## [Stated task]
Return the material below in full and exactly.

## [Data shown]
===============

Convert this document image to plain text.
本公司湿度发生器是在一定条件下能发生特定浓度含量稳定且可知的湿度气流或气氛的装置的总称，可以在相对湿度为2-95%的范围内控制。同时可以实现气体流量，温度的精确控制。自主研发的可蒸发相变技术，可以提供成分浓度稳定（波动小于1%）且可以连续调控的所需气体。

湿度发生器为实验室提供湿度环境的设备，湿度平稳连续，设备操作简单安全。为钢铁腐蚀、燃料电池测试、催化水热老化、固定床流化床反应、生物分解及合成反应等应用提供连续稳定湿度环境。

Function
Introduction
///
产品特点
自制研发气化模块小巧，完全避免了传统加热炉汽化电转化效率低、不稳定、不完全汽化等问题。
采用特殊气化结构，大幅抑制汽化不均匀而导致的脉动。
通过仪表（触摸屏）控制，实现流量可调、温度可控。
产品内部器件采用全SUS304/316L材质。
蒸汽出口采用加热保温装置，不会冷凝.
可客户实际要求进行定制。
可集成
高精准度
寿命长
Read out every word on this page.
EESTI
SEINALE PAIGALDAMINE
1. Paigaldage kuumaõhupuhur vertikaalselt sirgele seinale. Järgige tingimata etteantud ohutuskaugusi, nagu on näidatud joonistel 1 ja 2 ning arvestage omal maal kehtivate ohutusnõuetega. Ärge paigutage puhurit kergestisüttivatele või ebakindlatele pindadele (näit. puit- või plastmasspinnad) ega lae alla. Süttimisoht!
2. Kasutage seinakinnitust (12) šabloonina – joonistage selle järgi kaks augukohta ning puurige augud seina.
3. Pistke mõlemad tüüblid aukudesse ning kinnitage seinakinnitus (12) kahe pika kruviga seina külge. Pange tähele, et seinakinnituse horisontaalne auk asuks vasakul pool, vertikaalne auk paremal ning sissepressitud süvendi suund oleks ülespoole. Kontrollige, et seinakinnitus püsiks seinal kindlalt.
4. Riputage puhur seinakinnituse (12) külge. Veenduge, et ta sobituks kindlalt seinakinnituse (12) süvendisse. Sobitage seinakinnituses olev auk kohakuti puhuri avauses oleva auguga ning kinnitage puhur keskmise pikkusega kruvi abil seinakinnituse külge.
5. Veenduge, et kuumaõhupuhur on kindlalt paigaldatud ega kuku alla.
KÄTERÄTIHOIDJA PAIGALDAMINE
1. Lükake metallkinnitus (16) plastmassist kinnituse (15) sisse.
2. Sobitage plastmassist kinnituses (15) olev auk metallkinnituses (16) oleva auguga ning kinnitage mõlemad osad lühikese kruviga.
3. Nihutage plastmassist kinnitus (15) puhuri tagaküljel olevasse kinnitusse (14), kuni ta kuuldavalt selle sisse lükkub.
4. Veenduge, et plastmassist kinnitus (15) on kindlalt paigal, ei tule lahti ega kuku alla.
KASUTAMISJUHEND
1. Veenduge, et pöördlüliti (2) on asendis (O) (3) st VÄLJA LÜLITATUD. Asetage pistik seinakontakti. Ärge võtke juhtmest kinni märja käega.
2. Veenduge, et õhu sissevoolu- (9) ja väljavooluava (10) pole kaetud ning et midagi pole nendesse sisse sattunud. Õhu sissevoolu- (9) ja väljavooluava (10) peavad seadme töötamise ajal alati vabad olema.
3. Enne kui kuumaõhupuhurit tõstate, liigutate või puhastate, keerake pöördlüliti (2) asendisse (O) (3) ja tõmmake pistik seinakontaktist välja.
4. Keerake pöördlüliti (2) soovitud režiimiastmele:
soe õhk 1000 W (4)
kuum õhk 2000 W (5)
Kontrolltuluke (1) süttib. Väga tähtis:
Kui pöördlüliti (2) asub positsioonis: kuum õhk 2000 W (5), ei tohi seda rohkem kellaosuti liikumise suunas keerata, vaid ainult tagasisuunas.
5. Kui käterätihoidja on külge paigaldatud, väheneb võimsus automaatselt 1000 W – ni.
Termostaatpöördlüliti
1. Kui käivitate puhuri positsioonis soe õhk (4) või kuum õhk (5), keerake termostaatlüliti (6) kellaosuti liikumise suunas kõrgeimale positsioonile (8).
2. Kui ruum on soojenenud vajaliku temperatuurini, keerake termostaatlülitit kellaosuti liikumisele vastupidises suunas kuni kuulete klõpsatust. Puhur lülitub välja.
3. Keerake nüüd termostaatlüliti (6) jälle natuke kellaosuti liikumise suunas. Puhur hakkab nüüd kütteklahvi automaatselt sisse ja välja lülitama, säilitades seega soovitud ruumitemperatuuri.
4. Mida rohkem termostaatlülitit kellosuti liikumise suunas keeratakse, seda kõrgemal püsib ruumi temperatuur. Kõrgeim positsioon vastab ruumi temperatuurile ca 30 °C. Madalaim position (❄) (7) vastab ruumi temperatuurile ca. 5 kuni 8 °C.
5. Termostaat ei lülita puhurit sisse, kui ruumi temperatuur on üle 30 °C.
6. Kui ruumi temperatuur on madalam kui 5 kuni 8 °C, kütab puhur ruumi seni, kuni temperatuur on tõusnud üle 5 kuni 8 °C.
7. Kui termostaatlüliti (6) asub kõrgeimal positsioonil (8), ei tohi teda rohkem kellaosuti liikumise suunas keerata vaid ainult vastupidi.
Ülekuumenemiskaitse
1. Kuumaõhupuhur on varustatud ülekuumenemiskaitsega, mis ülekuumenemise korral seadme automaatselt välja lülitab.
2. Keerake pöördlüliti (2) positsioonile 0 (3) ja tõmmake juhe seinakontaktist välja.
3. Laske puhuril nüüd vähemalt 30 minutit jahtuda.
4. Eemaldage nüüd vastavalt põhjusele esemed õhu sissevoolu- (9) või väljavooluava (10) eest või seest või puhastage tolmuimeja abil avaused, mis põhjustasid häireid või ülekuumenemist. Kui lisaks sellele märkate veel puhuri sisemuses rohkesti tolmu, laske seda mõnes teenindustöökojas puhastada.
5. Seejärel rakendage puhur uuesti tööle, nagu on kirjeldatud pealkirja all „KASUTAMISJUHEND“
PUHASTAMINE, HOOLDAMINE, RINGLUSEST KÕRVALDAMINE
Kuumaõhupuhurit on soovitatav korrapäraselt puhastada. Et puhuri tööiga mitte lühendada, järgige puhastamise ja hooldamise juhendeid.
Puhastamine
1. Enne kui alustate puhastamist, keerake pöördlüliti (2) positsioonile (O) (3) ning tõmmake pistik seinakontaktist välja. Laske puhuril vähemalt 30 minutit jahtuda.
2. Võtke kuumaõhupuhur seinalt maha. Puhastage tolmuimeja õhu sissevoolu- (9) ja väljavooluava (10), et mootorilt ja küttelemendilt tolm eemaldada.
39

===============

## [Worked solution]
Convert this document image to plain text.
本公司湿度发生器是在一定条件下能发生特定浓度含量稳定且可知的湿度气流或气氛的装置的总称，可以在相对湿度为2-95%的范围内控制。同时可以实现气体流量，温度的精确控制。自主研发的可蒸发相变技术，可以提供成分浓度稳定（波动小于1%）且可以连续调控的所需气体。

湿度发生器为实验室提供湿度环境的设备，湿度平稳连续，设备操作简单安全。为钢铁腐蚀、燃料电池测试、催化水热老化、固定床流化床反应、生物分解及合成反应等应用提供连续稳定湿度环境。

Function
Introduction
///
产品特点
自制研发气化模块小巧，完全避免了传统加热炉汽化电转化效率低、不稳定、不完全汽化等问题。
采用特殊气化结构，大幅抑制汽化不均匀而导致的脉动。
通过仪表（触摸屏）控制，实现流量可调、温度可控。
产品内部器件采用全SUS304/316L材质。
蒸汽出口采用加热保温装置，不会冷凝.
可客户实际要求进行定制。
可集成
高精准度
寿命长
Read out every word on this page.
EESTI
SEINALE PAIGALDAMINE
1. Paigaldage kuumaõhupuhur vertikaalselt sirgele seinale. Järgige tingimata etteantud ohutuskaugusi, nagu on näidatud joonistel 1 ja 2 ning arvestage omal maal kehtivate ohutusnõuetega. Ärge paigutage puhurit kergestisüttivatele või ebakindlatele pindadele (näit. puit- või plastmasspinnad) ega lae alla. Süttimisoht!
2. Kasutage seinakinnitust (12) šabloonina – joonistage selle järgi kaks augukohta ning puurige augud seina.
3. Pistke mõlemad tüüblid aukudesse ning kinnitage seinakinnitus (12) kahe pika kruviga seina külge. Pange tähele, et seinakinnituse horisontaalne auk asuks vasakul pool, vertikaalne auk paremal ning sissepressitud süvendi suund oleks ülespoole. Kontrollige, et seinakinnitus püsiks seinal kindlalt.
4. Riputage puhur seinakinnituse (12) külge. Veenduge, et ta sobituks kindlalt seinakinnituse (12) süvendisse. Sobitage seinakinnituses olev auk kohakuti puhuri avauses oleva auguga ning kinnitage puhur keskmise pikkusega kruvi abil seinakinnituse külge.
5. Veenduge, et kuumaõhupuhur on kindlalt paigaldatud ega kuku alla.
KÄTERÄTIHOIDJA PAIGALDAMINE
1. Lükake metallkinnitus (16) plastmassist kinnituse (15) sisse.
2. Sobitage plastmassist kinnituses (15) olev auk metallkinnituses (16) oleva auguga ning kinnitage mõlemad osad lühikese kruviga.
3. Nihutage plastmassist kinnitus (15) puhuri tagaküljel olevasse kinnitusse (14), kuni ta kuuldavalt selle sisse lükkub.
4. Veenduge, et plastmassist kinnitus (15) on kindlalt paigal, ei tule lahti ega kuku alla.
KASUTAMISJUHEND
1. Veenduge, et pöördlüliti (2) on asendis (O) (3) st VÄLJA LÜLITATUD. Asetage pistik seinakontakti. Ärge võtke juhtmest kinni märja käega.
2. Veenduge, et õhu sissevoolu- (9) ja väljavooluava (10) pole kaetud ning et midagi pole nendesse sisse sattunud. Õhu sissevoolu- (9) ja väljavooluava (10) peavad seadme töötamise ajal alati vabad olema.
3. Enne kui kuumaõhupuhurit tõstate, liigutate või puhastate, keerake pöördlüliti (2) asendisse (O) (3) ja tõmmake pistik seinakontaktist välja.
4. Keerake pöördlüliti (2) soovitud režiimiastmele:
soe õhk 1000 W (4)
kuum õhk 2000 W (5)
Kontrolltuluke (1) süttib. Väga tähtis:
Kui pöördlüliti (2) asub positsioonis: kuum õhk 2000 W (5), ei tohi seda rohkem kellaosuti liikumise suunas keerata, vaid ainult tagasisuunas.
5. Kui käterätihoidja on külge paigaldatud, väheneb võimsus automaatselt 1000 W – ni.
Termostaatpöördlüliti
1. Kui käivitate puhuri positsioonis soe õhk (4) või kuum õhk (5), keerake termostaatlüliti (6) kellaosuti liikumise suunas kõrgeimale positsioonile (8).
2. Kui ruum on soojenenud vajaliku temperatuurini, keerake termostaatlülitit kellaosuti liikumisele vastupidises suunas kuni kuulete klõpsatust. Puhur lülitub välja.
3. Keerake nüüd termostaatlüliti (6) jälle natuke kellaosuti liikumise suunas. Puhur hakkab nüüd kütteklahvi automaatselt sisse ja välja lülitama, säilitades seega soovitud ruumitemperatuuri.
4. Mida rohkem termostaatlülitit kellosuti liikumise suunas keeratakse, seda kõrgemal püsib ruumi temperatuur. Kõrgeim positsioon vastab ruumi temperatuurile ca 30 °C. Madalaim position (❄) (7) vastab ruumi temperatuurile ca. 5 kuni 8 °C.
5. Termostaat ei lülita puhurit sisse, kui ruumi temperatuur on üle 30 °C.
6. Kui ruumi temperatuur on madalam kui 5 kuni 8 °C, kütab puhur ruumi seni, kuni temperatuur on tõusnud üle 5 kuni 8 °C.
7. Kui termostaatlüliti (6) asub kõrgeimal positsioonil (8), ei tohi teda rohkem kellaosuti liikumise suunas keerata vaid ainult vastupidi.
Ülekuumenemiskaitse
1. Kuumaõhupuhur on varustatud ülekuumenemiskaitsega, mis ülekuumenemise korral seadme automaatselt välja lülitab.
2. Keerake pöördlüliti (2) positsioonile 0 (3) ja tõmmake juhe seinakontaktist välja.
3. Laske puhuril nüüd vähemalt 30 minutit jahtuda.
4. Eemaldage nüüd vastavalt põhjusele esemed õhu sissevoolu- (9) või väljavooluava (10) eest või seest või puhastage tolmuimeja abil avaused, mis põhjustasid häireid või ülekuumenemist. Kui lisaks sellele märkate veel puhuri sisemuses rohkesti tolmu, laske seda mõnes teenindustöökojas puhastada.
5. Seejärel rakendage puhur uuesti tööle, nagu on kirjeldatud pealkirja all „KASUTAMISJUHEND“
PUHASTAMINE, HOOLDAMINE, RINGLUSEST KÕRVALDAMINE
Kuumaõhupuhurit on soovitatav korrapäraselt puhastada. Et puhuri tööiga mitte lühendada, järgige puhastamise ja hooldamise juhendeid.
Puhastamine
1. Enne kui alustate puhastamist, keerake pöördlüliti (2) positsioonile (O) (3) ning tõmmake pistik seinakontaktist välja. Laske puhuril vähemalt 30 minutit jahtuda.
2. Võtke kuumaõhupuhur seinalt maha. Puhastage tolmuimeja õhu sissevoolu- (9) ja väljavooluava (10), et mootorilt ja küttelemendilt tolm eemaldada.
39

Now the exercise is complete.